#### What to do:
In the listing below, find every line containing "Brito" and copy it out.
··· Exercise inputs ···
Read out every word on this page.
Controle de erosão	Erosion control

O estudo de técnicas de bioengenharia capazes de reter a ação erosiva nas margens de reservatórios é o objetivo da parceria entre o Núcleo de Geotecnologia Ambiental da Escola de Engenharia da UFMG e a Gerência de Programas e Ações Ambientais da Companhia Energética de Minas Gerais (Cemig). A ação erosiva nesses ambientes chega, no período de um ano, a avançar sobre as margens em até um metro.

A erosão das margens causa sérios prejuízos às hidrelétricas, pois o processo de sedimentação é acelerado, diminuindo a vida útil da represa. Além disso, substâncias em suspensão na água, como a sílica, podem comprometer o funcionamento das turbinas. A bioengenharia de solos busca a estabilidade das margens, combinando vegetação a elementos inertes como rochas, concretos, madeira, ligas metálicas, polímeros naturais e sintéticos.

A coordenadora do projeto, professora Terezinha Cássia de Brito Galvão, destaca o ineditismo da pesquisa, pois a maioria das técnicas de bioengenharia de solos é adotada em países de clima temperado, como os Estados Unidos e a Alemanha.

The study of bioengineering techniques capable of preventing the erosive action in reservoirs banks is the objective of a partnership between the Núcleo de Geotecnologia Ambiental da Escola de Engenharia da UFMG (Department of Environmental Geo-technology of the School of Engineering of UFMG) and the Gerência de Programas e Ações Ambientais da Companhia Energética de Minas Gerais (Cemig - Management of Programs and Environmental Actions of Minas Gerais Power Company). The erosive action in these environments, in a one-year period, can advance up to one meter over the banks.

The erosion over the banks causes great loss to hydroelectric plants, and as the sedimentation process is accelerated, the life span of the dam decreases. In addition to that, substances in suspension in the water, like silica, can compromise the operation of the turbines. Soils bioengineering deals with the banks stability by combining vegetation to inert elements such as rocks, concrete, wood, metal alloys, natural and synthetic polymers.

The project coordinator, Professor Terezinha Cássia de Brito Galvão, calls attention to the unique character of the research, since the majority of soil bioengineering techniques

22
···
#### Task solution:
A coordenadora do projeto, professora Terezinha Cássia de Brito Galvão, destaca o ineditismo da pesquisa, pois a maioria das técnicas de bioengenharia de solos é adotada em países de clima temperado, como os Estados Unidos e a Alemanha.
The project coordinator, Professor Terezinha Cássia de Brito Galvão, calls attention to the unique character of the research, since the majority of soil bioengineering techniques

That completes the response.